▶ [Records contained in a dataset]:

__________________________________________________

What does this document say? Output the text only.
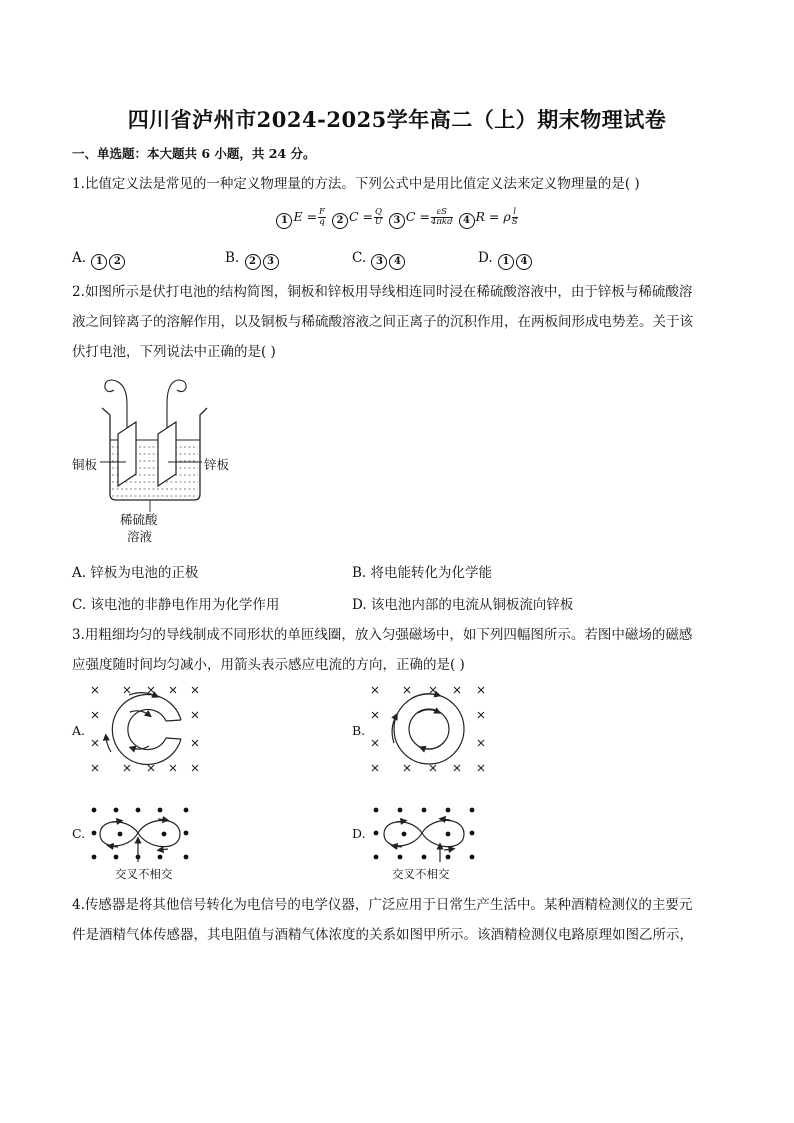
四川省泸州市2024-2025学年高二（上）期末物理试卷
一、单选题：本大题共 6 小题，共 24 分。
1.比值定义法是常见的一种定义物理量的方法。下列公式中是用比值定义法来定义物理量的是( )
1 $E = \frac{F}{q} 2$ $C = \frac{Q}{U} 3$ $C = \frac{\varepsilon S}{\text{4πkd}} 4$ R = ρ $\frac{l}{S}$
A. 1 2	B. 2 3	C. 3 4	D. 1 4
2.如图所示是伏打电池的结构简图，铜板和锌板用导线相连同时浸在稀硫酸溶液中，由于锌板与稀硫酸溶
液之间锌离子的溶解作用，以及铜板与稀硫酸溶液之间正离子的沉积作用，在两板间形成电势差。关于该
伏打电池，下列说法中正确的是( )
铜板	锌板
稀硫酸
溶液
A. 锌板为电池的正极	B. 将电能转化为化学能
C. 该电池的非静电作用为化学作用	D. 该电池内部的电流从铜板流向锌板
3.用粗细均匀的导线制成不同形状的单匝线圈，放入匀强磁场中，如下列四幅图所示。若图中磁场的磁感
应强度随时间均匀减小，用箭头表示感应电流的方向，正确的是( )
A.	B.
C.	D.
交叉不相交	交叉不相交
4.传感器是将其他信号转化为电信号的电学仪器，广泛应用于日常生产生活中。某种酒精检测仪的主要元
件是酒精气体传感器，其电阻值与酒精气体浓度的关系如图甲所示。该酒精检测仪电路原理如图乙所示，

__________________________________________________

▶ [Set exercise]: Return the number of lines that include the word "text", and nothing else.

▶ [The answer]: 2